Task directions :: Scan the material and copy every line in which "caption" appears.

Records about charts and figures

━━━

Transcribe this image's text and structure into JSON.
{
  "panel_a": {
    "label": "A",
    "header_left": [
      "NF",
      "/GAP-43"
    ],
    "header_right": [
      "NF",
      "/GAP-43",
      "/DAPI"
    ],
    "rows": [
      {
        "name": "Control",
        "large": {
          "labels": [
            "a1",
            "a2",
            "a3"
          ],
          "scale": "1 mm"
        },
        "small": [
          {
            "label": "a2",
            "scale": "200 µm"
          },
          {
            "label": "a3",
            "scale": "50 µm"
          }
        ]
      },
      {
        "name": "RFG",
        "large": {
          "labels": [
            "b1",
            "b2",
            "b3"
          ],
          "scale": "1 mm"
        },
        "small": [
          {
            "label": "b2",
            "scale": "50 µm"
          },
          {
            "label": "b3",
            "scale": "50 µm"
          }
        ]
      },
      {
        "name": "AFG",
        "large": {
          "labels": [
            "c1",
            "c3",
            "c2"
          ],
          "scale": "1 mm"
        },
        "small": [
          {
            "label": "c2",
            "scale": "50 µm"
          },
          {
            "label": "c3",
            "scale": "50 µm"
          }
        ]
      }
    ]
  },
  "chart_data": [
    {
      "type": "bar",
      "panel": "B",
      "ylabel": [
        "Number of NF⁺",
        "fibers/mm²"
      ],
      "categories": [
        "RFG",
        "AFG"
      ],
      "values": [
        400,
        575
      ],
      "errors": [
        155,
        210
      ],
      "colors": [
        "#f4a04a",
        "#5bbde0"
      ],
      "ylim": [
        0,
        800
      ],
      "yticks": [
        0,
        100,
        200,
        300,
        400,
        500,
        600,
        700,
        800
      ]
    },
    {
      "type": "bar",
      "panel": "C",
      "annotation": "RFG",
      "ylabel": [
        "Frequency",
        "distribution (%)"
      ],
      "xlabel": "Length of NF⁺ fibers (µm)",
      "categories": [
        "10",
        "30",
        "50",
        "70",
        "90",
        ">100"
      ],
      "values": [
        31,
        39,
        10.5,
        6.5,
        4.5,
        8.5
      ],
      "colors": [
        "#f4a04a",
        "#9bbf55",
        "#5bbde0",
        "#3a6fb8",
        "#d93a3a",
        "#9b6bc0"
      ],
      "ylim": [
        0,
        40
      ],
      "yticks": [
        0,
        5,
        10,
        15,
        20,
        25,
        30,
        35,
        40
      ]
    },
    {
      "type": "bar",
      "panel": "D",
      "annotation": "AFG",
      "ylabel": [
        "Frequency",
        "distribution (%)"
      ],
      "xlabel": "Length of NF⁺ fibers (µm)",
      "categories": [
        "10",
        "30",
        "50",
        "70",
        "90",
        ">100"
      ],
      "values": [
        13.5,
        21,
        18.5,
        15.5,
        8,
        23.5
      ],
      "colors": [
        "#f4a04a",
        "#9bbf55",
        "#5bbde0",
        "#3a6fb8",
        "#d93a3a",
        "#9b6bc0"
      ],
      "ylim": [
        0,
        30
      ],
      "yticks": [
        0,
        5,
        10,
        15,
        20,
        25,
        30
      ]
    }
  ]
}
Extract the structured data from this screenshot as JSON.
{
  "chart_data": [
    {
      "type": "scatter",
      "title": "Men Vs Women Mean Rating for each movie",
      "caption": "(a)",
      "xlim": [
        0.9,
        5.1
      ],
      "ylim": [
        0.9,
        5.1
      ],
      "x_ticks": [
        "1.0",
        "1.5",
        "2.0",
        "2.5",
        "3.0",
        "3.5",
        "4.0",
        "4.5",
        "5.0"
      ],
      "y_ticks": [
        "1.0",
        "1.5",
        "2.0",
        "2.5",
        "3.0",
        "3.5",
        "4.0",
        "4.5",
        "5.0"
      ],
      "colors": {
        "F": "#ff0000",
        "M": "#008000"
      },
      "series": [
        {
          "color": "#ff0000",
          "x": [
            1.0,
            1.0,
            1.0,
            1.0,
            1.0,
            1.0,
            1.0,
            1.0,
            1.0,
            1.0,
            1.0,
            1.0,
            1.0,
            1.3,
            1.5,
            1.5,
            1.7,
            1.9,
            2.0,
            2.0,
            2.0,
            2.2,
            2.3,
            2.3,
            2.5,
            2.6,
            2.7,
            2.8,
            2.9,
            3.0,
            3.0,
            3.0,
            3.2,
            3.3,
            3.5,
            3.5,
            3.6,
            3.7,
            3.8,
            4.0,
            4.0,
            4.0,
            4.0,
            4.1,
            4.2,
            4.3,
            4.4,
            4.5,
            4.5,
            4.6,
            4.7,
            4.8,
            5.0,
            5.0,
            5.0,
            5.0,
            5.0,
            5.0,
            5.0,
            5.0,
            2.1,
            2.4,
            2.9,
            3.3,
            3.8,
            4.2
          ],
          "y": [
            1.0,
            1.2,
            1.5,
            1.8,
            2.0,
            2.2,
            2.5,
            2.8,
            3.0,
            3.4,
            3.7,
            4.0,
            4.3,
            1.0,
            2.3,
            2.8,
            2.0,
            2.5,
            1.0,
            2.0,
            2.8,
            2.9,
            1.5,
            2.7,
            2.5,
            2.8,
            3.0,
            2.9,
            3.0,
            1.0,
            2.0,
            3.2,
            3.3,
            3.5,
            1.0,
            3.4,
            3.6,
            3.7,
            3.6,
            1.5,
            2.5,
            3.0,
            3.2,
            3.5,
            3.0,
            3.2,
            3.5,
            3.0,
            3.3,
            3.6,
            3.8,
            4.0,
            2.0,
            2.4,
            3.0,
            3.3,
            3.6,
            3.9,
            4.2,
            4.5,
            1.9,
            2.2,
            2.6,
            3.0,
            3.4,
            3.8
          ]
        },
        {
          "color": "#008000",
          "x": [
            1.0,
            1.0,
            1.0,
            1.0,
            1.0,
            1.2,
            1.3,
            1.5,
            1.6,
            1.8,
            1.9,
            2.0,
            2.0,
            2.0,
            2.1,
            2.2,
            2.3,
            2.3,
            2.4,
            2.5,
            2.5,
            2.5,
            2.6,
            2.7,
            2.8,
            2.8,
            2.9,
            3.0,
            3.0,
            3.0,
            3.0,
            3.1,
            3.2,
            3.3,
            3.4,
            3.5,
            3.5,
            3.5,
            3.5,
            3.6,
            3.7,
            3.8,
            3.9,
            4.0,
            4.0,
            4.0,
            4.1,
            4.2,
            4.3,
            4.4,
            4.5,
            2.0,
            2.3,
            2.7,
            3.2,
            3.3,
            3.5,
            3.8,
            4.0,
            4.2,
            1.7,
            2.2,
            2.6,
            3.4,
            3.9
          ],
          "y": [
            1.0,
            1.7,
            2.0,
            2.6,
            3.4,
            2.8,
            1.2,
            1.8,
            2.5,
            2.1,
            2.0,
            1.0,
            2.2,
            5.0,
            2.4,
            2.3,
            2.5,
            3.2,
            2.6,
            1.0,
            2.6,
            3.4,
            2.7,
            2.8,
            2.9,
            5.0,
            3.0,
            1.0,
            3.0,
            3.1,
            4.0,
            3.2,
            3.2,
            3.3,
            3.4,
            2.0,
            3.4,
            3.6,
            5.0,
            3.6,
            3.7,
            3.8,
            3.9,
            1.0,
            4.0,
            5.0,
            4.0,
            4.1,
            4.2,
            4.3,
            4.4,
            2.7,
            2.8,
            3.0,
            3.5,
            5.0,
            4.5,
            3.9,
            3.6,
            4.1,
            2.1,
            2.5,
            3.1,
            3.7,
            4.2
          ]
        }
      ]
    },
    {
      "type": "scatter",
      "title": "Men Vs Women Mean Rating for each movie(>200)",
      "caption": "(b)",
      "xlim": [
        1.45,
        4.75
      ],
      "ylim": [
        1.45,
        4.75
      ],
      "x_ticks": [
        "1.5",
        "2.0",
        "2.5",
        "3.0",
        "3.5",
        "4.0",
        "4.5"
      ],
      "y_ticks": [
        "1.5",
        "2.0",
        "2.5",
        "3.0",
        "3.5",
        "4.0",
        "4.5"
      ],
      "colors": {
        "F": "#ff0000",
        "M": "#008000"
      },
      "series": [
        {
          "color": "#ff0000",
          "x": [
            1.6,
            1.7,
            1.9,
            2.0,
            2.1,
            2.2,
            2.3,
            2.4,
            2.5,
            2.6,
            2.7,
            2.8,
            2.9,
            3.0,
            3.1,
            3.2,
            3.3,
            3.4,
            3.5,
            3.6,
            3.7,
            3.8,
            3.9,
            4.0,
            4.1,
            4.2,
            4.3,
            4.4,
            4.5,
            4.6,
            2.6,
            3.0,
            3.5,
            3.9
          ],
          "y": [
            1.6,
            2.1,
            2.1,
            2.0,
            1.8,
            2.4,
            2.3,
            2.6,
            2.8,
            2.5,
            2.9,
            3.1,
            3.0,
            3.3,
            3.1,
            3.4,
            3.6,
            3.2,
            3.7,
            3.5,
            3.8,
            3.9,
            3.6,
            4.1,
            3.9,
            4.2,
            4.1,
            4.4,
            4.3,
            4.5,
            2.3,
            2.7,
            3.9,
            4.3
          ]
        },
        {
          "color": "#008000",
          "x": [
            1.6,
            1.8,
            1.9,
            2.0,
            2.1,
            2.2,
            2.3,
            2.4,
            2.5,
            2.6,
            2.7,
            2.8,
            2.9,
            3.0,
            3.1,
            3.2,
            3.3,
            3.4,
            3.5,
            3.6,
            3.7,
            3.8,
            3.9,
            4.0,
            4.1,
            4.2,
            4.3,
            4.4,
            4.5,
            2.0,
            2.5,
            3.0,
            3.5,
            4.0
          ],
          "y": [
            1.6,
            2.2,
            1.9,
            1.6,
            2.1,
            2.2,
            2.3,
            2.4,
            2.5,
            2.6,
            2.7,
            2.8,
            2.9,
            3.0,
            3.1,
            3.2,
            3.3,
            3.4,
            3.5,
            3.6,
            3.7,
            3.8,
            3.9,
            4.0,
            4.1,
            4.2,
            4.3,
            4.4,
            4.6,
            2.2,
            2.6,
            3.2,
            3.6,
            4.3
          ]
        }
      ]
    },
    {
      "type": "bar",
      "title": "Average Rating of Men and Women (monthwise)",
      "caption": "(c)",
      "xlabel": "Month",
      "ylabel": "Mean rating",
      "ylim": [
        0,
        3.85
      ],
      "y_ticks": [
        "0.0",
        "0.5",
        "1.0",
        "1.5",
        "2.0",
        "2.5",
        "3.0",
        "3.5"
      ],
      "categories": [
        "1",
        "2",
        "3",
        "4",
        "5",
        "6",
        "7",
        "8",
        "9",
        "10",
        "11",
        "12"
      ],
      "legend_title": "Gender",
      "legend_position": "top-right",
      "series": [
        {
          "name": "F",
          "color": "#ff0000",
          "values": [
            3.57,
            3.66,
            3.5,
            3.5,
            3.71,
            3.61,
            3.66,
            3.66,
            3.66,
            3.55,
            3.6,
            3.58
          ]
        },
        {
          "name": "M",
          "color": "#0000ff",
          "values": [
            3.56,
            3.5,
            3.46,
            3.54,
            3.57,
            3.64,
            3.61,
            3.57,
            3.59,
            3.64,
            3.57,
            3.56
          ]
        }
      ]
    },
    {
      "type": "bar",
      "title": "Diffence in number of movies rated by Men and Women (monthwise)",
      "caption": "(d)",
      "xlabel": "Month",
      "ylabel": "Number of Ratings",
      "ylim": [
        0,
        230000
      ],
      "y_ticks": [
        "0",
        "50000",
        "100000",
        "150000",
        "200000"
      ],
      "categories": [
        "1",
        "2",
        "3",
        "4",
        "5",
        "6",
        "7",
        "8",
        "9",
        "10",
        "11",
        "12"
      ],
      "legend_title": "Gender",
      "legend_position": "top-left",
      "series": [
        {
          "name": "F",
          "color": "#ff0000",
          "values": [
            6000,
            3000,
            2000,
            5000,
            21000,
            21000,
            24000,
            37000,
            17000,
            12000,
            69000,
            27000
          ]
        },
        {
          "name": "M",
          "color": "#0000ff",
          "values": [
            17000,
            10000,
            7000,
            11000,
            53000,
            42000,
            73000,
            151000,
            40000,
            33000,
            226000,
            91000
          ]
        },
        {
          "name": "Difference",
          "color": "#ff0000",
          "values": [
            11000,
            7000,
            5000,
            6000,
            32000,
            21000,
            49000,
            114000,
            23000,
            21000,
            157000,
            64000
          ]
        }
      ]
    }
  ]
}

━━━

The completed task ::
      "caption": "(a)",
      "caption": "(b)",
      "caption": "(c)",
      "caption": "(d)",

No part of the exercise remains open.